[Goal] Counting only lines that hold "ylabel", give the total and nothing more.

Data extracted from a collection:

****

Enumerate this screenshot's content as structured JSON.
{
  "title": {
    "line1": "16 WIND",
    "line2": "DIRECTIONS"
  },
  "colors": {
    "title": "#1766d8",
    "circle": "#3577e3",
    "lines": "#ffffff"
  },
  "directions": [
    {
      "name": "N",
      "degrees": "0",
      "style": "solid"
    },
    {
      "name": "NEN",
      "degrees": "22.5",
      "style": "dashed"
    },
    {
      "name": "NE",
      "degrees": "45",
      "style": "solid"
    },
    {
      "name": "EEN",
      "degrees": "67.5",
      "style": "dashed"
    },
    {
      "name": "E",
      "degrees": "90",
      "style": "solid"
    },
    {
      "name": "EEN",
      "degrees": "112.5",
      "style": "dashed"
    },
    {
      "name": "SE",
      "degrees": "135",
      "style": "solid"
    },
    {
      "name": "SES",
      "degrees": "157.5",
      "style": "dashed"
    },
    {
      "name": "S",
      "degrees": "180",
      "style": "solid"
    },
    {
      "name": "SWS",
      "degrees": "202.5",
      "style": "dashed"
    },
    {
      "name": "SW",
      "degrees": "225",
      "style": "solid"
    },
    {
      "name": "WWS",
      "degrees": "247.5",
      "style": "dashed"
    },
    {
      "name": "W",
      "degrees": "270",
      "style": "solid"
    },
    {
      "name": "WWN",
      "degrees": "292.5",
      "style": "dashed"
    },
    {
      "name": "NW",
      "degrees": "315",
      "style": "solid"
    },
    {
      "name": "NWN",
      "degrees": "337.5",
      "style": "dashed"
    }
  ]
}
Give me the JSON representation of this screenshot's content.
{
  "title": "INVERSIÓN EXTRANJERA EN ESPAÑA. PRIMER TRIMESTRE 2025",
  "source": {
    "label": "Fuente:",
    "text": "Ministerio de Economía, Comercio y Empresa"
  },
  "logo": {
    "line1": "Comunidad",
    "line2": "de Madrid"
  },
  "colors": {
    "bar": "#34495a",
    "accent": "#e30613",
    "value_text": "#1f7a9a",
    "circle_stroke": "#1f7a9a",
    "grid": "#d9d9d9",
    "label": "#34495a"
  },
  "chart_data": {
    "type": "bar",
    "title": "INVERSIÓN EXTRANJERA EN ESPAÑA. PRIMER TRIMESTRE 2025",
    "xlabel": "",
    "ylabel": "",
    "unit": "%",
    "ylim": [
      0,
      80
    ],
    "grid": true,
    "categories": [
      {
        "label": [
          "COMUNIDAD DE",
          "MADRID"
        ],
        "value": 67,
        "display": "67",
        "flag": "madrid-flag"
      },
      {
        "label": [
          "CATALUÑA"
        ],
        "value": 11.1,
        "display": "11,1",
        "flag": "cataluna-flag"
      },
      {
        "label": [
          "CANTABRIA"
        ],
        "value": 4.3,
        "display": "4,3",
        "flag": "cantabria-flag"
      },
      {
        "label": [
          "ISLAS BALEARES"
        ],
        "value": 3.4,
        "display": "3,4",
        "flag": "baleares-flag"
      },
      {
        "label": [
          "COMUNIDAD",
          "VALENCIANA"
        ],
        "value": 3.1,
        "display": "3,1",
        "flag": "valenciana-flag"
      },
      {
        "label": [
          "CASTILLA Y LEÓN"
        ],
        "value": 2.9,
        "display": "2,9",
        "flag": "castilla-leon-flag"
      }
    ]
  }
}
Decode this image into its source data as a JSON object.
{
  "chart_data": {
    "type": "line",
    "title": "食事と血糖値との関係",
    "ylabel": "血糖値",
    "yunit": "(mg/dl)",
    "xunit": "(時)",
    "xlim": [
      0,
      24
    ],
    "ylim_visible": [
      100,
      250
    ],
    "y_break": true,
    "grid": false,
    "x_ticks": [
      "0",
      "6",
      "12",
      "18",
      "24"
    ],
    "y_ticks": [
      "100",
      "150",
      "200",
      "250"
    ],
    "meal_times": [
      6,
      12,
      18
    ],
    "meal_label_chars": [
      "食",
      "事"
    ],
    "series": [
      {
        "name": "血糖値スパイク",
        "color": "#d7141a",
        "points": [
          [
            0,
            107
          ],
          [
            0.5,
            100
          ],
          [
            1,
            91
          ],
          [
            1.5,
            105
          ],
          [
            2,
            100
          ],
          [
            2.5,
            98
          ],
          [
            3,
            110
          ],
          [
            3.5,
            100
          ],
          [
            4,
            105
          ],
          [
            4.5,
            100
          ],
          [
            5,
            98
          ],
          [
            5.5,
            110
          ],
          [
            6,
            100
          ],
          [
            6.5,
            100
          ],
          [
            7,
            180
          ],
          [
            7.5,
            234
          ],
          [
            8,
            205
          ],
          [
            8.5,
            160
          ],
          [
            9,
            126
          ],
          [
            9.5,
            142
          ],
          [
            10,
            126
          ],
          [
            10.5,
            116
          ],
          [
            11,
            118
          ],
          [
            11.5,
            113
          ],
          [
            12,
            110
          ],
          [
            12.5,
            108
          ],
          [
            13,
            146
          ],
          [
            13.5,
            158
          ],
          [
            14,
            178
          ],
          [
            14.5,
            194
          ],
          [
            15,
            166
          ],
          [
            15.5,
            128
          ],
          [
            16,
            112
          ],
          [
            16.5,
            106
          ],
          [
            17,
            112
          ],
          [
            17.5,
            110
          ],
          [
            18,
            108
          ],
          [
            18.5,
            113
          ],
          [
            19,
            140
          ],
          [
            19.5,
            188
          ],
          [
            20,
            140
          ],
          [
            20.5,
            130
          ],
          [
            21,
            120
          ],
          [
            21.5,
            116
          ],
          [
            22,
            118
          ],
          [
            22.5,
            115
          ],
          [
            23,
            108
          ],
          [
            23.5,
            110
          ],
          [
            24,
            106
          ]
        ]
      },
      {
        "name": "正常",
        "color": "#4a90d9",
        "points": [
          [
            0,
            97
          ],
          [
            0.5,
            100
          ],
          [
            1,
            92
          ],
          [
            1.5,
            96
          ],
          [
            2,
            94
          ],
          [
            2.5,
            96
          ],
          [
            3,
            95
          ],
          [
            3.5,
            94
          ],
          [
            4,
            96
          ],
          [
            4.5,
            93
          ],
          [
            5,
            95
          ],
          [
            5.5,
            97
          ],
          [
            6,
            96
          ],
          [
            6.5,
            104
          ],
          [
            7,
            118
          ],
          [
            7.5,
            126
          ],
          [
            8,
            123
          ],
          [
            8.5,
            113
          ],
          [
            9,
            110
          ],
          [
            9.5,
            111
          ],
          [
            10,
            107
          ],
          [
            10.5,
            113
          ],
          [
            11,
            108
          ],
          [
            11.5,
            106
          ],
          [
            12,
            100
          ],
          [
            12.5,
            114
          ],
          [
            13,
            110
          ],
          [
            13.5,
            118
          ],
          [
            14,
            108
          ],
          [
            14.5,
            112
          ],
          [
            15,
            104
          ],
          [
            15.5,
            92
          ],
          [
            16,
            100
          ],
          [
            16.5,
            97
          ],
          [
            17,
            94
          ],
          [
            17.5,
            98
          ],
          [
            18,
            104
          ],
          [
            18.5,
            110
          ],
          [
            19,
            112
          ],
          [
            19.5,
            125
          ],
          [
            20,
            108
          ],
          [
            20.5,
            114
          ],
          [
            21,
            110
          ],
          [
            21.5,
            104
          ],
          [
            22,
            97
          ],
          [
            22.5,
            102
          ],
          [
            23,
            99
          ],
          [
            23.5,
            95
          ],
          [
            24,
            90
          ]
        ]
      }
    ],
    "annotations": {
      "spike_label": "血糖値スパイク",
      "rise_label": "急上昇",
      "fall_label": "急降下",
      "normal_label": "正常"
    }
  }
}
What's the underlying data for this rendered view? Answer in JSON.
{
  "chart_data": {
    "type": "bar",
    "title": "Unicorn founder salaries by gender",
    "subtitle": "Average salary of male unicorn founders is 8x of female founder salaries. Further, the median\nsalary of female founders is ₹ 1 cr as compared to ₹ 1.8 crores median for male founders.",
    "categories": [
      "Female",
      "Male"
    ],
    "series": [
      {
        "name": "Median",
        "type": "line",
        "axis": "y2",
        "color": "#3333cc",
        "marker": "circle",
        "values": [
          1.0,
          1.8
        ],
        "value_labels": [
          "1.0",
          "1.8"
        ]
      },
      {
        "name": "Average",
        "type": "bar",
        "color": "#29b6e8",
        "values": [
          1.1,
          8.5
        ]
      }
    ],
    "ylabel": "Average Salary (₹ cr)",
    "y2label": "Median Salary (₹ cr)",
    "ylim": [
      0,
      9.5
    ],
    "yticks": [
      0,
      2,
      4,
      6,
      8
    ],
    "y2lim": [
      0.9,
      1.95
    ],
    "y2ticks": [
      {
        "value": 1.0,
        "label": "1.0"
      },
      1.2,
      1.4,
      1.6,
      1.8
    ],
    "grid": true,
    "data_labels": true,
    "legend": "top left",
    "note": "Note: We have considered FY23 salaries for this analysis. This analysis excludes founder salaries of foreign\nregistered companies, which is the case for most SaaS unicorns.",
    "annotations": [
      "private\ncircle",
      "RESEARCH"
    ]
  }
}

****

[Worked answer] 3